> _Что сделать_:
1. Чем была занята дочь миссис Грэдграйнд, судя по фрагменту о переводах романа?
2. Продолжите фрагмент о переводах романа, начав сразу после его последнего предложения.

═════ Блок текста

А вот как он рассказывает о своей непутевой жене:

«Я долго терпел. Думал, отучу ее, все надеялся. Чего я только не делал! Уж я и так, и сяк, и этак. Приду, бывало, домой, гляжу – добро мое все растащено, а она без памяти валяется пьяная на голом полу. И не раз так-то, не два, а двадцать раз!.. Так оно и пошло. И все хуже и хуже. Потом она ушла от меня. И уж тут стала совсем пропащая. И вот – нет-нет, да и приходит. Приходит и приходит. А как я могу не пустить ее? Бродишь, бродишь по улицам всю ночь, лишь бы домой не идти. Я уж и к мосту наведывался, брошусь, думаю, в воду, и делу конец. Уж так-то я намучился, что смолоду стариком стал» [5].

Для контраста процитирую старый перевод этого же отрывка, в котором сохранены «все слова» подлинника, но безнадежно утеряна не только простонародность речи, но и вообще какая бы то ни было живая интонация:

«Я был очень терпелив с нею. Я пробовал отучить ее, и не раз, а много раз. Я пробовал одно, пробовал другое, пробовал третье. Я возвращался домой, сколько раз, и видел, что все, что у меня было, исчезло, а она бесстыдно валялась на голом полу. И это бывало не раз, не два… двадцать раз!.. От худого к худшему, от худшего к еще худшему. Она покинула меня. Она всячески бесчестила себя, грубо и позорно. И она возвращалась домой, возвращалась, возвращалась. Что я мог сделать, чтобы воспрепятствовать ей? Я ходил по улицам целые ночи… Я ходил к мосту, думал, брошусь через перила, и все кончено. Я настрадался так сильно, что постарел, хотя я еще не стар».

Уверенно, без лишнего нажима проводит В. Топер речевую характеристику и других персонажей этого романа.

Вот плетет свою несуразицу забитая и глупая жена мистера Грэдграйнда. Дочь ее предавалась недозволенному занятию – сидела у камина, глядя, как уголь, сгорая, обращается в пепел, и раздумывая о быстротечности жизни.

«Вздор! — сказала миссис Грэдграйнд с необычной для нее твердостью. — Вздор! И не стыдно тебе, Луиза! Говорить такие глупости прямо в глаза мне, хотя ты отлично знаешь, что дойди это до твоего отца, мне от него покою не будет. И это после всех забот и хлопот о тебе! Сколько лекций тебе прочитали, сколько опытов показывали! Разве я сама, когда у меня вся правая сторона отнялась, не слышала, как ты со своим учителем долбила про горение, каление, сожжение и еще невесть какие ения, лишь бы свести с ума несчастную больную. И после всего этого я должна терпеть твою болтовню об искрах и пепле! Я жалею… да, я от души жалею, что стала матерью. Лучше бы мне вовсе не иметь детей, вот тогда бы вы поняли, каково это — обходиться без меня!» [6].

══════════
═════ Записи данных

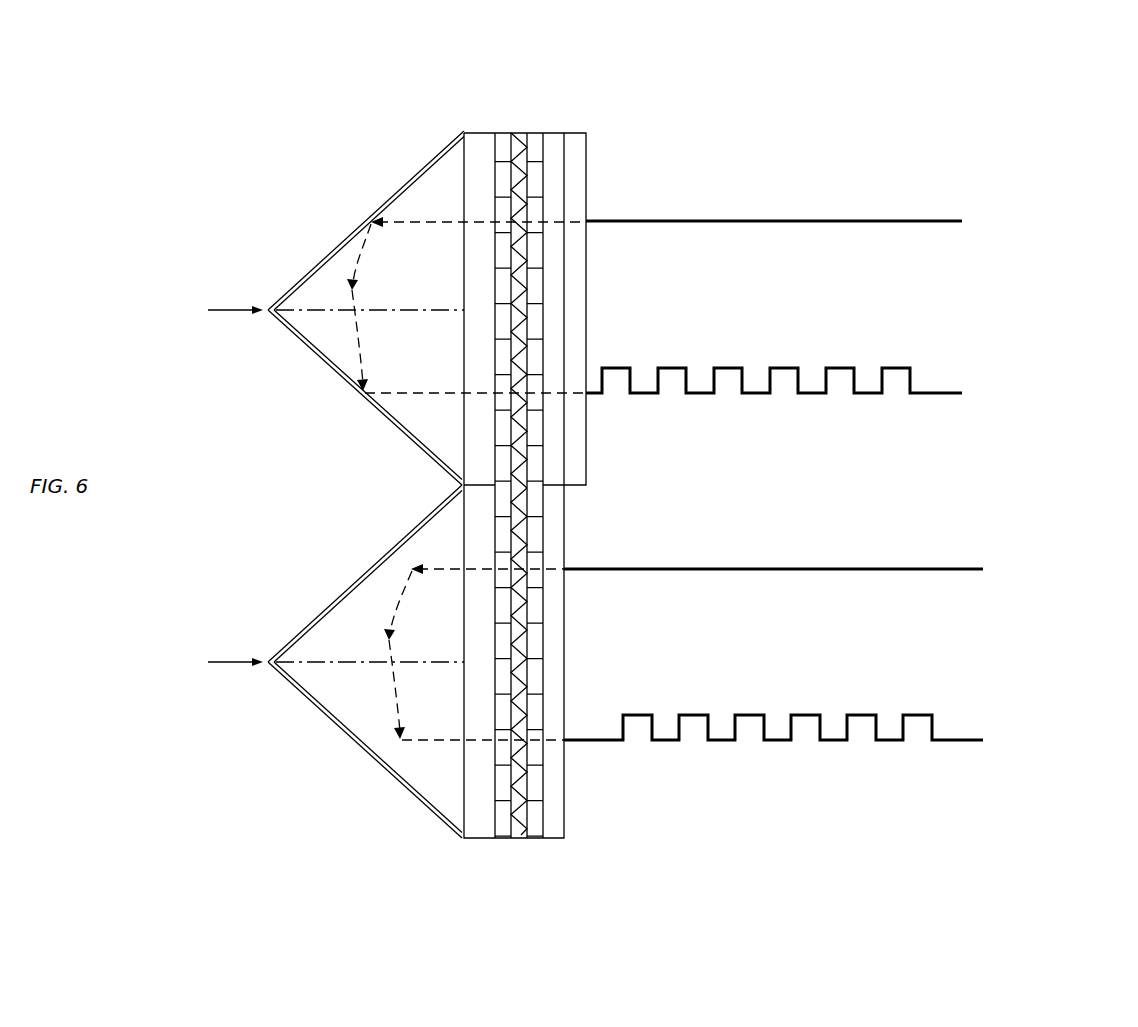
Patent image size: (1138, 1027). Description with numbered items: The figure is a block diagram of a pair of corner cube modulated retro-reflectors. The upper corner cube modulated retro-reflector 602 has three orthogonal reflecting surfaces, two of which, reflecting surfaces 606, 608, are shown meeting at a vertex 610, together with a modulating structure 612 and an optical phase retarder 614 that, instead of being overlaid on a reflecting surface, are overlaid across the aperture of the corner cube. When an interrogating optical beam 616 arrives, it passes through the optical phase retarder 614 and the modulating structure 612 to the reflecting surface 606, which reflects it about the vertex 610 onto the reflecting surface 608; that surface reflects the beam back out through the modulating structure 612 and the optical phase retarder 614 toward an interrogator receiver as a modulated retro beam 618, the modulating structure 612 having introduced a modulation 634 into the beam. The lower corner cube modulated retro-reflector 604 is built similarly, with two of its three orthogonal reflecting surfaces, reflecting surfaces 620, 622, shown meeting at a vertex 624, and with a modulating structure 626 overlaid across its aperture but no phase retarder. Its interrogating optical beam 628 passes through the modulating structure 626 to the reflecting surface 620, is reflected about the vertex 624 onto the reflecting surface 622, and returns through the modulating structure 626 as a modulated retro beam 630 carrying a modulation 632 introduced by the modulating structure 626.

The corner cube modulated retro-reflector 602 is at (298, 270).
The corner cube modulated retro-reflector 604 is at (298, 704).
The reflecting surface 606 is at (408, 191).
The reflecting surface 608 is at (302, 325).
The vertex 610 is at (232, 308).
The modulating structure 612 is at (536, 133).
The optical phase retarder 614 is at (587, 285).
The interrogating optical beam 616 is at (775, 221).
The modulated retro beam 618 is at (731, 359).
The reflecting surface 620 is at (300, 647).
The reflecting surface 622 is at (407, 778).
The vertex 624 is at (232, 664).
The modulating structure 626 is at (565, 819).
The interrogating optical beam 628 is at (775, 569).
The modulated retro beam 630 is at (760, 751).
The modulation 632 is at (873, 764).
The modulation 634 is at (853, 344).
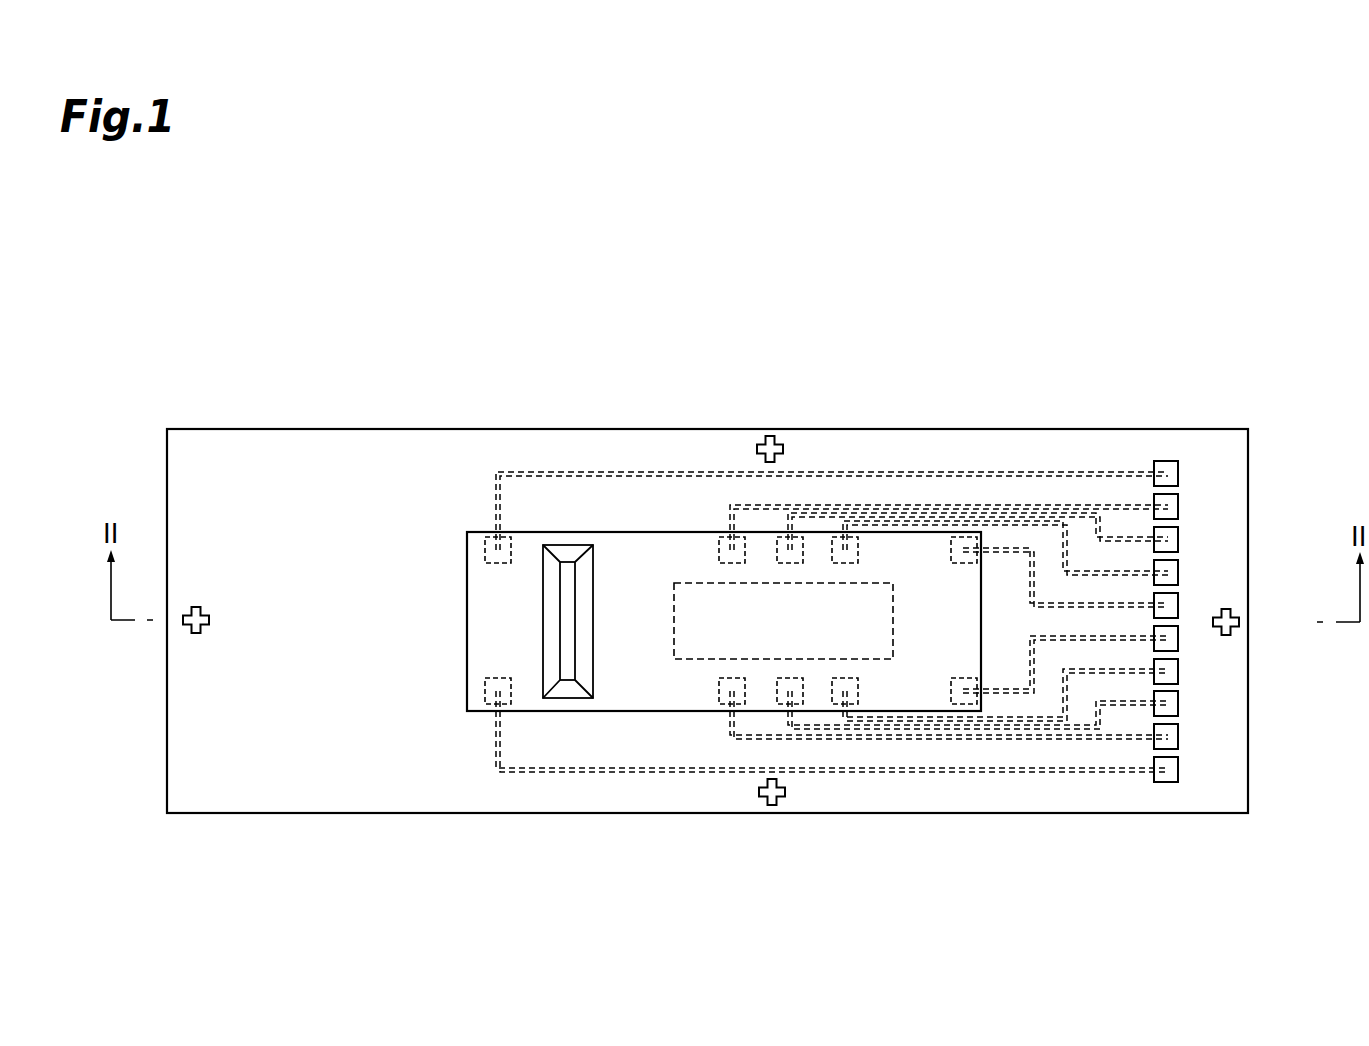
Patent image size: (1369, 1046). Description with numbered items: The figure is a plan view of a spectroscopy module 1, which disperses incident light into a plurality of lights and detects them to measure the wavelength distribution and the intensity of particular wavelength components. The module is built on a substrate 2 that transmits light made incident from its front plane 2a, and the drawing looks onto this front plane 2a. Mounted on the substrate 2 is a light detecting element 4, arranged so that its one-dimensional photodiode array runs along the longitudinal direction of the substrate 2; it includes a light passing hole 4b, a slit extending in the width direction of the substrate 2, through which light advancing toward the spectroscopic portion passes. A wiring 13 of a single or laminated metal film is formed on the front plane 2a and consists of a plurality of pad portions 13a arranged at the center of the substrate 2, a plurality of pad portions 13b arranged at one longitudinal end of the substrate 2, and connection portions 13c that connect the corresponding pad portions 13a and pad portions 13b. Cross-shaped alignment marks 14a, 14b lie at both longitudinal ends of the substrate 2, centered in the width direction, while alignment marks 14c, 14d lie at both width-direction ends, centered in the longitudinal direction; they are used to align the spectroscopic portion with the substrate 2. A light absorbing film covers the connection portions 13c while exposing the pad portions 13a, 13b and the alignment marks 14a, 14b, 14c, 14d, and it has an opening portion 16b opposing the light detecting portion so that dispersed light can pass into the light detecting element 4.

The spectroscopy module 1 is at (368, 262).
The substrate 2 is at (248, 415).
The front plane 2a is at (418, 450).
The light detecting element 4 is at (460, 578).
The light passing hole 4b is at (575, 615).
The wiring 13 is at (1017, 445).
The pad portions 13a is at (485, 545).
The pad portions 13b is at (1172, 473).
The connection portions 13c is at (973, 475).
The alignment mark 14a is at (1232, 632).
The alignment mark 14b is at (196, 632).
The alignment mark 14c is at (772, 805).
The alignment mark 14d is at (771, 437).
The opening portion 16b is at (675, 628).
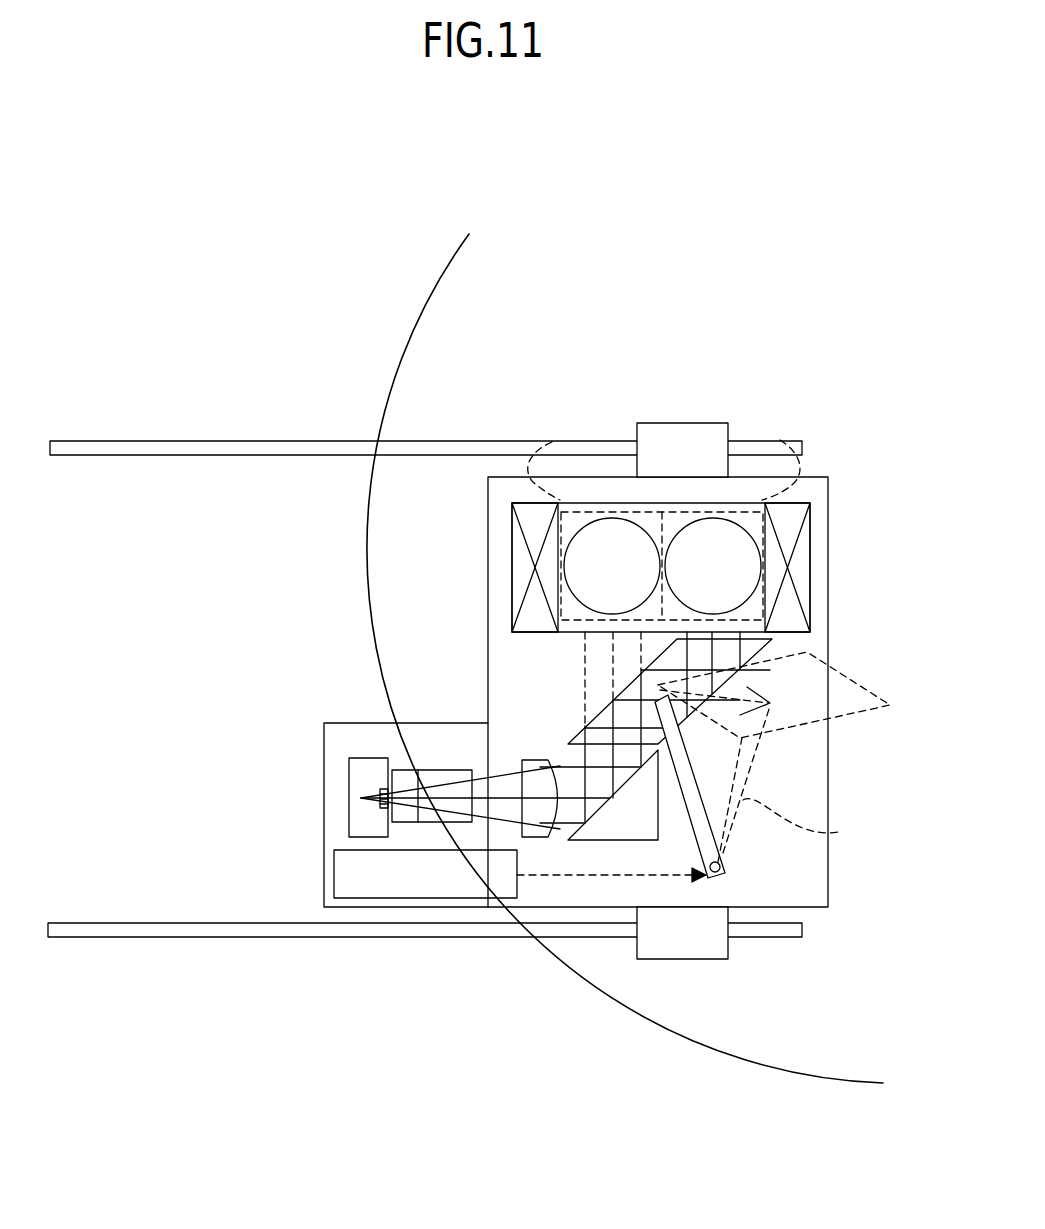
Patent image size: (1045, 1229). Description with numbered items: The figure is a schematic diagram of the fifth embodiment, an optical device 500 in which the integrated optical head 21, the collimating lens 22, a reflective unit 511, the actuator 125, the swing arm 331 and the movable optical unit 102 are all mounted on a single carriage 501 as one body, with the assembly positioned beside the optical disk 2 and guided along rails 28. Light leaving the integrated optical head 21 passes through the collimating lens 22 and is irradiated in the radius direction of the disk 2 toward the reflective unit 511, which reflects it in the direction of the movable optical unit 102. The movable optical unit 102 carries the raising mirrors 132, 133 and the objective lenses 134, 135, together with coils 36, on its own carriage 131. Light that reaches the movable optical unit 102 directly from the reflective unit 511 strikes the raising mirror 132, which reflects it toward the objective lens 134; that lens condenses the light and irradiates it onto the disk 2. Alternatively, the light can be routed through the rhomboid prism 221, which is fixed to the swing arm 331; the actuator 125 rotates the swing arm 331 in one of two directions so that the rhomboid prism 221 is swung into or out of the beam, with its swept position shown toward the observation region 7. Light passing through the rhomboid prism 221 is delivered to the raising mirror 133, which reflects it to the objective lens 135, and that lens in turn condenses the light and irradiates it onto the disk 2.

The disk 2 is at (372, 558).
The observation target 7 is at (830, 652).
The integrated optical head 21 is at (392, 768).
The collimating lens 22 is at (545, 775).
The guide rail 28 is at (170, 456).
The coil 36 is at (798, 573).
The movable optical unit 102 is at (815, 477).
The actuator 125 is at (370, 898).
The carriage 131 is at (812, 538).
The raising mirror 132 is at (550, 440).
The raising mirror 133 is at (780, 441).
The objective lens 134 is at (580, 533).
The objective lens 135 is at (720, 520).
The rhomboid prism 221 is at (568, 742).
The swing arm 331 is at (700, 787).
The optical device 500 is at (486, 905).
The carriage 501 is at (730, 960).
The reflective unit 511 is at (600, 841).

══════════

> _Ответы по порядку_:
1. Она сидела у камина, глядя, как уголь, сгорая, обращается в пепел, и раздумывала о быстротечности жизни.

2.
А вот повеса Хартхаус, когда сорвался его план обольщения Луизы, пытается оправдаться перед бесхитростной девушкой Сесси, которая пришла к нему в гостиницу и велела немедленно и навсегда уехать из города:

«Я не отличаюсь высокой нравственностью и никогда не выдаю себя за образец добродетели. Я человек вполне безнравственный. Однако, если я причинил малейшее огорчение той леди, которая составляет предмет нашего разговора, или, по несчастью, в какой-то мере нанес ущерб ее доброму имени, или до такой степени забылся, что дерзнул выразить ей свои чувства, отчасти несовместимые с… ну, скажем, святостью домашнего очага, если я воспользовался тем, что отец ее — машина, брат — щенок, а супруг — медведь, то прошу вас верить мне — я сделал это не по злому умыслу, а просто скользил со ступеньки на ступеньку так дьявольски плавно и незаметно, что и понятия не имел, как длинен перечень моих прегрешений…» [7].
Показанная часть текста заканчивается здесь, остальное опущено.